PROBLEM TO SOLVE ->
Copy out all lines where "JSON" appears.

------

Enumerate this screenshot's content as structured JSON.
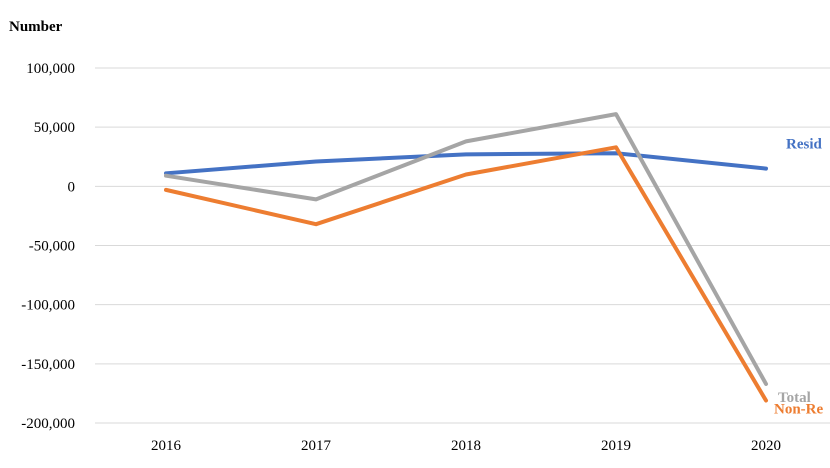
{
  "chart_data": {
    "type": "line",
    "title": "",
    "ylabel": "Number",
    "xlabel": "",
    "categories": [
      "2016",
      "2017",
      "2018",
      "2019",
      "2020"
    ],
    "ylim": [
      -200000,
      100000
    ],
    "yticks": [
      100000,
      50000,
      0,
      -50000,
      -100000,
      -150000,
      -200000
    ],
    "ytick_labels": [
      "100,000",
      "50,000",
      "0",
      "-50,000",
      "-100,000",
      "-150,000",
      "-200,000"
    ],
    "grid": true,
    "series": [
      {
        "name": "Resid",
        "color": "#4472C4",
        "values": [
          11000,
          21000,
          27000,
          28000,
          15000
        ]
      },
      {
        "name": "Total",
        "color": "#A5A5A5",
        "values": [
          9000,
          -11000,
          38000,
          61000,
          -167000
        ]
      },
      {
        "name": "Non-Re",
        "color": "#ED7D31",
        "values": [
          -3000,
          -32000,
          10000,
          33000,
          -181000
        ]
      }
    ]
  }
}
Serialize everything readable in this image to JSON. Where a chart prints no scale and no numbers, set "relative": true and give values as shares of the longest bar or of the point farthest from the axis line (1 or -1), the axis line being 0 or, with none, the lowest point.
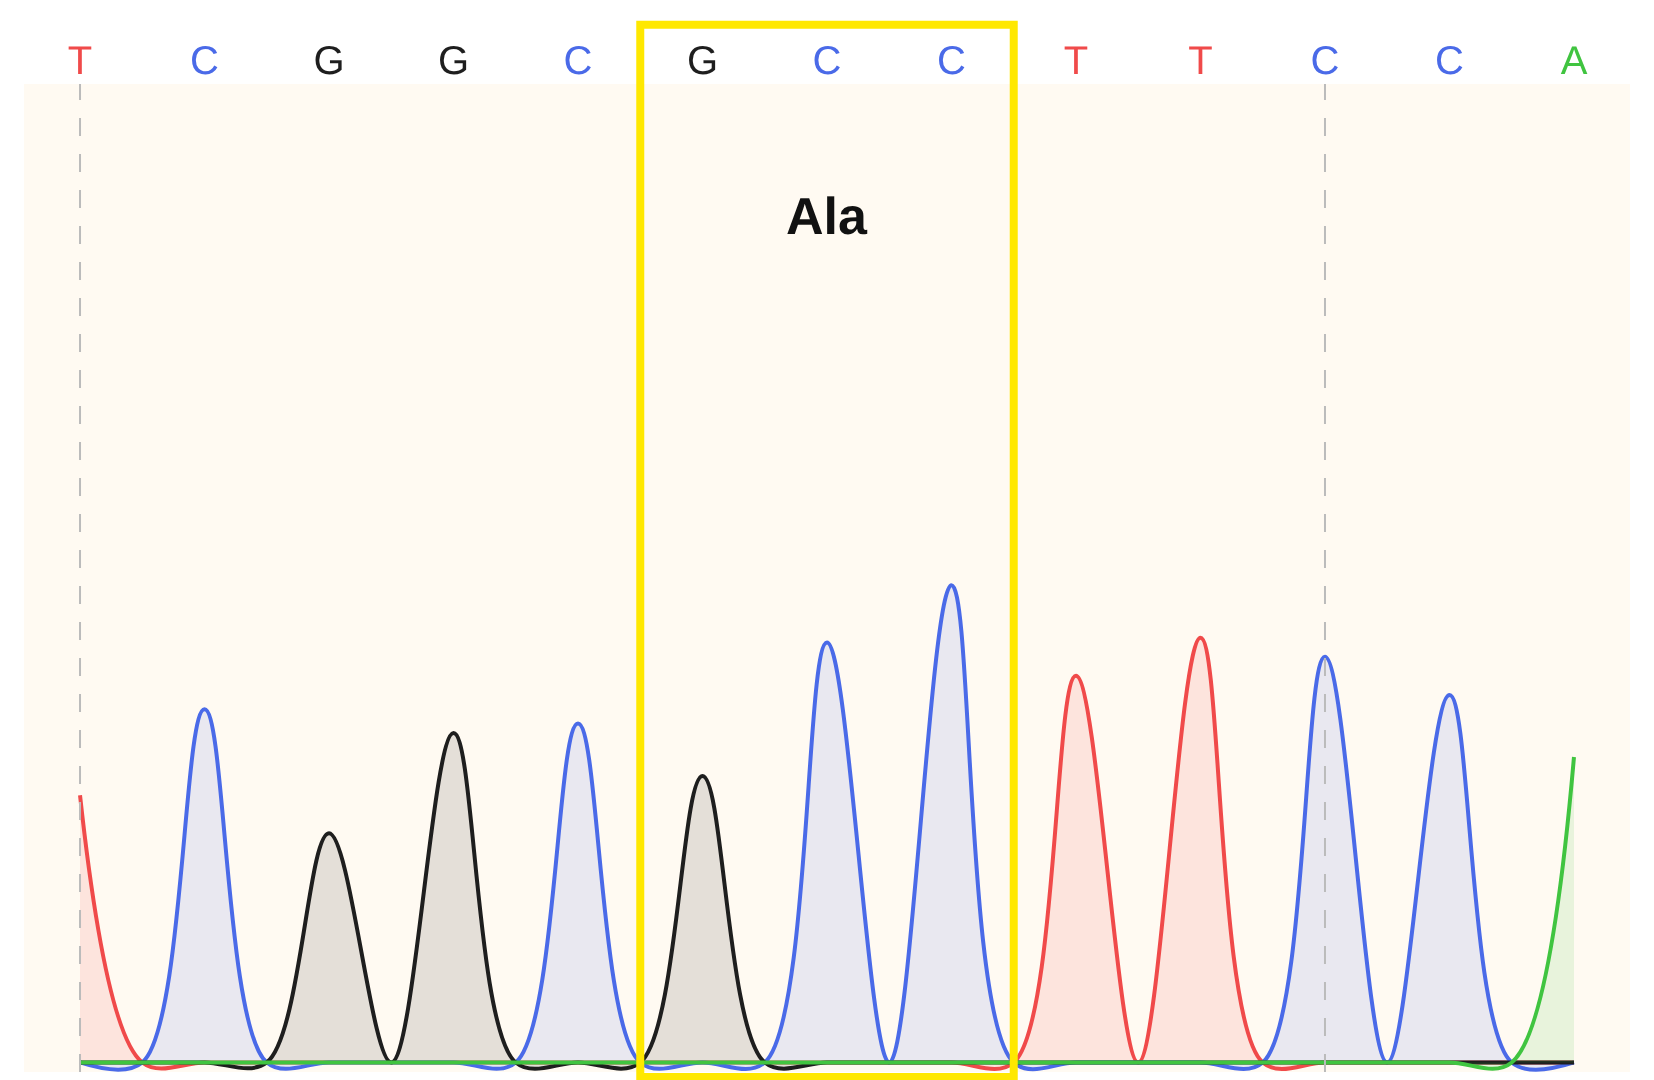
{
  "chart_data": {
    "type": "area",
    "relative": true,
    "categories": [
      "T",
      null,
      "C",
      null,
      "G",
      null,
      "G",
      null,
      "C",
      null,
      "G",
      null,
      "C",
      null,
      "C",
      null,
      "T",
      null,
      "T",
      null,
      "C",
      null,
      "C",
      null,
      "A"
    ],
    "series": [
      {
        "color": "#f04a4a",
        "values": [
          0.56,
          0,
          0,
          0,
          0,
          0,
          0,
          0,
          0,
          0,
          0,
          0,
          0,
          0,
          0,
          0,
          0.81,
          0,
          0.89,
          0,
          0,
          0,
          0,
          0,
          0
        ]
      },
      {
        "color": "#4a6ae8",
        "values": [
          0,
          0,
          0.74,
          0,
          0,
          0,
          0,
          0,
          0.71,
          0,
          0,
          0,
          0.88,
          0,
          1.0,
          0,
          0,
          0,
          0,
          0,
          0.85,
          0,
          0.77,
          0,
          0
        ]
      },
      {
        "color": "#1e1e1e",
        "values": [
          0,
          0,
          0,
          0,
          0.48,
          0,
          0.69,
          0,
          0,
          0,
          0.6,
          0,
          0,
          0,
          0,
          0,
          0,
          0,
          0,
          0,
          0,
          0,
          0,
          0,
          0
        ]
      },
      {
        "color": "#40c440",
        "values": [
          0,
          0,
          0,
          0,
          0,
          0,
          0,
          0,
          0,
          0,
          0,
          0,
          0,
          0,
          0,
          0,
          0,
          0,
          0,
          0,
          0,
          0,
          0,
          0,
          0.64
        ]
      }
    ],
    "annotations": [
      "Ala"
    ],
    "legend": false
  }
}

------

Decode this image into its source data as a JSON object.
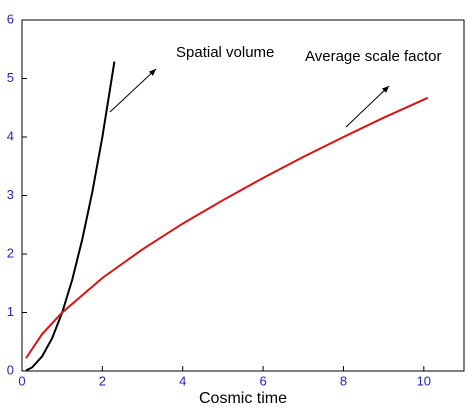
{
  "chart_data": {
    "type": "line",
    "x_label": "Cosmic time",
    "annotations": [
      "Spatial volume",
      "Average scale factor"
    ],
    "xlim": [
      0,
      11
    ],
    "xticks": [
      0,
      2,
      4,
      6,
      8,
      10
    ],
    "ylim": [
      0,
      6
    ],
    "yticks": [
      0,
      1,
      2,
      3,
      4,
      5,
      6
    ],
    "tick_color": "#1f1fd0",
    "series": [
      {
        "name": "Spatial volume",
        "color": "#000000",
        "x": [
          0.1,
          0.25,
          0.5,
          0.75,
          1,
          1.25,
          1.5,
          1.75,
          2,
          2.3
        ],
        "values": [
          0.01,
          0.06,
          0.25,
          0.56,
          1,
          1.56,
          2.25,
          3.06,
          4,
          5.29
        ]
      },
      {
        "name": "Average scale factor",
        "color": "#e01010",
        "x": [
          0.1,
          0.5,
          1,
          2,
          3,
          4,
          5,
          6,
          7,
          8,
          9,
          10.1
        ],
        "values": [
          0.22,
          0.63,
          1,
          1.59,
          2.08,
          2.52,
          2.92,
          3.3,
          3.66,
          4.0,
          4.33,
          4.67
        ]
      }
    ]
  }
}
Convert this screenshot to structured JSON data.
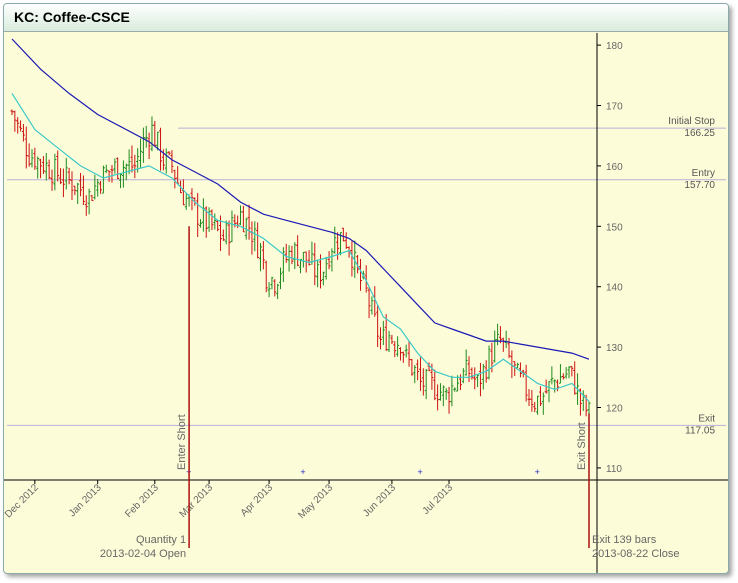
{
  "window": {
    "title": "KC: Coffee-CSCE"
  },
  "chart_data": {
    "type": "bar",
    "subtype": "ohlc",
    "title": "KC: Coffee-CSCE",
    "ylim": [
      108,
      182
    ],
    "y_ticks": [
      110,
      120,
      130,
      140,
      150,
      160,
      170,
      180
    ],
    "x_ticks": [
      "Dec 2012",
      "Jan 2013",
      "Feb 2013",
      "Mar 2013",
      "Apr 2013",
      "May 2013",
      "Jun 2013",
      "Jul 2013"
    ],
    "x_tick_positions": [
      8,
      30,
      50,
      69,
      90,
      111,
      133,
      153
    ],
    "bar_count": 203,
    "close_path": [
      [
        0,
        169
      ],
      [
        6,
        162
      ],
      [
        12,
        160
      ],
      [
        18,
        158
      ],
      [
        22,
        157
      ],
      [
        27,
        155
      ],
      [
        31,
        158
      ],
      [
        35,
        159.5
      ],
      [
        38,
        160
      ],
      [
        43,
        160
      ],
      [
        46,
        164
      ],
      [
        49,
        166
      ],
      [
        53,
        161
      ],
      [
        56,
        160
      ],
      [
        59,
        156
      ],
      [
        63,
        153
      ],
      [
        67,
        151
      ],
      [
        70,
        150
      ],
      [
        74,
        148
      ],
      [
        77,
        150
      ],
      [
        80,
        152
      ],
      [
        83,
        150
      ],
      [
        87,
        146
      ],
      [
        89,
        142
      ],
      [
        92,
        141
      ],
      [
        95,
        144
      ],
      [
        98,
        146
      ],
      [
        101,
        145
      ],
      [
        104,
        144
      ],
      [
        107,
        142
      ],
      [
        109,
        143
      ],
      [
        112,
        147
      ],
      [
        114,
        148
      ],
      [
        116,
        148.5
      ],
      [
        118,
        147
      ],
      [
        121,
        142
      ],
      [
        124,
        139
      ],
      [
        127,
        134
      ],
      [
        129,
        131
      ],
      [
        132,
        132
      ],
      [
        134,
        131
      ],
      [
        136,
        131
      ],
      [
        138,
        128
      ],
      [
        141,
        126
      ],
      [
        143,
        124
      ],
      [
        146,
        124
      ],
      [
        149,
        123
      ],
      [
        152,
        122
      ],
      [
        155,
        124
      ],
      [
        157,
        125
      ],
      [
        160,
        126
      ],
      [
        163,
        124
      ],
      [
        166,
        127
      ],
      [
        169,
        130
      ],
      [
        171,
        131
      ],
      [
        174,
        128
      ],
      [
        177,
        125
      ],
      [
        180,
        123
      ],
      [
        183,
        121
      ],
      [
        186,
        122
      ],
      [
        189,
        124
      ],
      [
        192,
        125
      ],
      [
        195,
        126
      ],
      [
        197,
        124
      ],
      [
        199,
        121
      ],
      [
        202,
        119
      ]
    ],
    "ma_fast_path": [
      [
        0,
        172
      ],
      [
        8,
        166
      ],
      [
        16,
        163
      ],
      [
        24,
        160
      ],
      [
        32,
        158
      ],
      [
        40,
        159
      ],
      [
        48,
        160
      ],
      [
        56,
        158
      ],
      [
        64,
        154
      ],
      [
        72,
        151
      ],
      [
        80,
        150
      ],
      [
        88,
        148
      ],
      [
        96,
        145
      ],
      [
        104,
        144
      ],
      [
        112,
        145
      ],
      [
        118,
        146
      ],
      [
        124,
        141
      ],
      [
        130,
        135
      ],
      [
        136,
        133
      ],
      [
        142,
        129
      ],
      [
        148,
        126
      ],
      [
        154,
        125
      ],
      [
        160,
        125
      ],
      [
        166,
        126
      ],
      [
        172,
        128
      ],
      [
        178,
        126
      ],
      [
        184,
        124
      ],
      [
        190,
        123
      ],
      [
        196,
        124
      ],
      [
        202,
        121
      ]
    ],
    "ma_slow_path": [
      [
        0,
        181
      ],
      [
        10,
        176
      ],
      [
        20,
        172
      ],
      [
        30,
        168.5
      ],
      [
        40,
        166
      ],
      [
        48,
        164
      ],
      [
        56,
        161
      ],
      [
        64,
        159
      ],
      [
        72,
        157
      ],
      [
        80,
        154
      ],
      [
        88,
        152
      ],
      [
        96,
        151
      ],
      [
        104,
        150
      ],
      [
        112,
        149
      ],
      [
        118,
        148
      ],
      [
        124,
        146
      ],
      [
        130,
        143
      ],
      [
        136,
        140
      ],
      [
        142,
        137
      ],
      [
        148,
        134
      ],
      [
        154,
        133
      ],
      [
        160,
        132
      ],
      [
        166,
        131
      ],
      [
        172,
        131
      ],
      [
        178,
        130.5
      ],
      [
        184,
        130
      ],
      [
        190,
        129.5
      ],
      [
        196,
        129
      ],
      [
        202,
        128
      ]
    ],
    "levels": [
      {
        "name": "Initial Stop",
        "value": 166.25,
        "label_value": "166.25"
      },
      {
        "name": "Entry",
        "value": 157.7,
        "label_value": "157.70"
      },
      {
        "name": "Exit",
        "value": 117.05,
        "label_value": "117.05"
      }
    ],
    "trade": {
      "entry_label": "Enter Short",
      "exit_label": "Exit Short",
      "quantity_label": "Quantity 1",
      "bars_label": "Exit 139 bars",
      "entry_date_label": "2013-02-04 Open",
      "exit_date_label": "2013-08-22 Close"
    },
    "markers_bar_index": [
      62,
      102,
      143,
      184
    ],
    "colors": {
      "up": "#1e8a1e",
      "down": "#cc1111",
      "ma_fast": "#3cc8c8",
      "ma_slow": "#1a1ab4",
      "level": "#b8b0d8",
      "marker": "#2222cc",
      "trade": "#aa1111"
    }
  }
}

------

WRITTEN SOLUTION ->
Enumerate this screenshot's content as structured JSON.
Serialize everything readable in this image to JSON. Where a chart prints no scale and no numbers, set "relative": true and give values as shares of the longest bar or of the point farthest from the axis line (1 or -1), the axis line being 0 or, with none, the lowest point.
Decode this image into its source data as a JSON object.
Convert this screenshot to structured JSON data.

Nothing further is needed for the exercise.